• **TASK PROMPT**
Produce a verbatim copy of the entries listed below.

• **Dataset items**
^^^^^^^^^^^^^^^^
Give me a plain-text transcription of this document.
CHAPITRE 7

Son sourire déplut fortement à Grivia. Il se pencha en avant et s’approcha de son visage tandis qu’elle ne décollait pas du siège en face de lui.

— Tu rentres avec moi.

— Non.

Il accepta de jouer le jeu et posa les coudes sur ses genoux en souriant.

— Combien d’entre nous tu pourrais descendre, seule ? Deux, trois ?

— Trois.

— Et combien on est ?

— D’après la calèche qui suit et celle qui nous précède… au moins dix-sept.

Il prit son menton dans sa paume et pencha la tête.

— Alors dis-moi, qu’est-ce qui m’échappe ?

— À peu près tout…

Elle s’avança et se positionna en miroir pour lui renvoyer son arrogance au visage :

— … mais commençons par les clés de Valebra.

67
^^^^^^^^^^^^^^^^
• **FULL ANSWER**
Give me a plain-text transcription of this document.
CHAPITRE 7

Son sourire déplut fortement à Grivia. Il se pencha en avant et s’approcha de son visage tandis qu’elle ne décollait pas du siège en face de lui.

— Tu rentres avec moi.

— Non.

Il accepta de jouer le jeu et posa les coudes sur ses genoux en souriant.

— Combien d’entre nous tu pourrais descendre, seule ? Deux, trois ?

— Trois.

— Et combien on est ?

— D’après la calèche qui suit et celle qui nous précède… au moins dix-sept.

Il prit son menton dans sa paume et pencha la tête.

— Alors dis-moi, qu’est-ce qui m’échappe ?

— À peu près tout…

Elle s’avança et se positionna en miroir pour lui renvoyer son arrogance au visage :

— … mais commençons par les clés de Valebra.

67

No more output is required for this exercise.